The task: Reply with only the number of lines that contain the string "трансфертов".

Stored entries
---
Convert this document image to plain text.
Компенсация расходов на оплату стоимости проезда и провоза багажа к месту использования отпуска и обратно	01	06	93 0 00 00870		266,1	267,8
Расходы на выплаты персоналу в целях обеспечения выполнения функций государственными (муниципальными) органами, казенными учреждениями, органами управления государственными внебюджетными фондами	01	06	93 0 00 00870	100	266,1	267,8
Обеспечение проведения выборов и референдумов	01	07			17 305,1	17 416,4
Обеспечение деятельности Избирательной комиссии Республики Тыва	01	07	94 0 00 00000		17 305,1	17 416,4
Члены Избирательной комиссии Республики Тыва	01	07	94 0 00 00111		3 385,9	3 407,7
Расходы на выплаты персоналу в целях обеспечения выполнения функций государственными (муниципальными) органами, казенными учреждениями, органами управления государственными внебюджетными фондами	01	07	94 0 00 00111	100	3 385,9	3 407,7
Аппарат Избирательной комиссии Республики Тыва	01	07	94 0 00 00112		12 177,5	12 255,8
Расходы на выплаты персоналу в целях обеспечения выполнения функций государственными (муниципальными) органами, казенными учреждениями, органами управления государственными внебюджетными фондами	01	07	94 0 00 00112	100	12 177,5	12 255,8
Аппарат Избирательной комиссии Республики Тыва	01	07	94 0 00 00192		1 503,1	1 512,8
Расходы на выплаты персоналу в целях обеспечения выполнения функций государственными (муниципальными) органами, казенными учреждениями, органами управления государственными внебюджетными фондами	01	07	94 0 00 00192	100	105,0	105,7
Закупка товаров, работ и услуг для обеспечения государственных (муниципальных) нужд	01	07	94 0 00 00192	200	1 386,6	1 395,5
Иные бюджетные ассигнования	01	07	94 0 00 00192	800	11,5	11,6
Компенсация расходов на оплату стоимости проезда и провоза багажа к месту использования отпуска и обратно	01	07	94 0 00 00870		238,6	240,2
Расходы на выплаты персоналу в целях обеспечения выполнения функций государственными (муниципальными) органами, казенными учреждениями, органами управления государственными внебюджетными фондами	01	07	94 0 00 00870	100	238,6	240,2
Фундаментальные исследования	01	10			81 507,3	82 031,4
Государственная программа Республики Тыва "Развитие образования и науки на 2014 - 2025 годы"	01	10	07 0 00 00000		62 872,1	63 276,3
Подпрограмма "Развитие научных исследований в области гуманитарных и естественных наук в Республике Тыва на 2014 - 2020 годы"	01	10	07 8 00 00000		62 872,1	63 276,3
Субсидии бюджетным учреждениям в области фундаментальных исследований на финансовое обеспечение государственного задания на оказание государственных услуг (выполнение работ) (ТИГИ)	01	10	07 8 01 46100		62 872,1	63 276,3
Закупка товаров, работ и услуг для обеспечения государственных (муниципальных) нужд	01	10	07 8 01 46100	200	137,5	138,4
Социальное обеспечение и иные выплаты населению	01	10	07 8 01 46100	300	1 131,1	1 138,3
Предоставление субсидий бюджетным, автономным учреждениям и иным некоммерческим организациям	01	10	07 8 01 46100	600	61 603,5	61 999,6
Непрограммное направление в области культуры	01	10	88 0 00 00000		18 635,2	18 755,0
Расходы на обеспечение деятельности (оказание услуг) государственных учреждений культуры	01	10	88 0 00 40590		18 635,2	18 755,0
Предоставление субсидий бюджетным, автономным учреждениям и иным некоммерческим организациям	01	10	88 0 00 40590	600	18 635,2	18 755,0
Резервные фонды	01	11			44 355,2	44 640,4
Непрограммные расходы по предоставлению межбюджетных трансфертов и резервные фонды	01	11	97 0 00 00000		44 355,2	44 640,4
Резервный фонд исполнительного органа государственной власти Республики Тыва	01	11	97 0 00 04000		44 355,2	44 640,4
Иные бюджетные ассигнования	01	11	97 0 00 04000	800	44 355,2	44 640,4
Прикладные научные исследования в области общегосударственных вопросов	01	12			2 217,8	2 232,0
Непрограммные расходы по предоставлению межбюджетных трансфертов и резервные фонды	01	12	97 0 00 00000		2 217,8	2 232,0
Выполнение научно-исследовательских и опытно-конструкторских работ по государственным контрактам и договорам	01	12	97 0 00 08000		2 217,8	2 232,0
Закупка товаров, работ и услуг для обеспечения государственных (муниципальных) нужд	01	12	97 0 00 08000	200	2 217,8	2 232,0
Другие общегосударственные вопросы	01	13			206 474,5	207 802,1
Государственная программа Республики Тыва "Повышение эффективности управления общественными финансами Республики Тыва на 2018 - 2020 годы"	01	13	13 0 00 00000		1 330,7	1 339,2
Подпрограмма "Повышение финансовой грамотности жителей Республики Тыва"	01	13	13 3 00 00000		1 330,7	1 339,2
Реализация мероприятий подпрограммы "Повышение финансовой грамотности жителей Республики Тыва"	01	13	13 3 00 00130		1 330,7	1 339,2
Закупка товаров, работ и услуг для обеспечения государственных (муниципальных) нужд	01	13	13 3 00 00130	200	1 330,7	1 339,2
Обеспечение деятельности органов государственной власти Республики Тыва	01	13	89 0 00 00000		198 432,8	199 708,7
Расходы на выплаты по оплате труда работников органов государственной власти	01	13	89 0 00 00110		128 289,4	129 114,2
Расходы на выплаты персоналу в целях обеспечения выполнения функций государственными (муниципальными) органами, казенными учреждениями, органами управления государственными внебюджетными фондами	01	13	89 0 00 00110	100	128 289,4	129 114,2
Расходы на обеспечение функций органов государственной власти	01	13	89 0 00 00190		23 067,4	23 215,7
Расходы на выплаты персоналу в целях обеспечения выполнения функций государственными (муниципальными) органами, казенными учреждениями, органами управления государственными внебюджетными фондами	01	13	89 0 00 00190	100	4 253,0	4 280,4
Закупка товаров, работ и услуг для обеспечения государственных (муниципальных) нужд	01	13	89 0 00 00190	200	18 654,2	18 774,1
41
---
The completed task: 2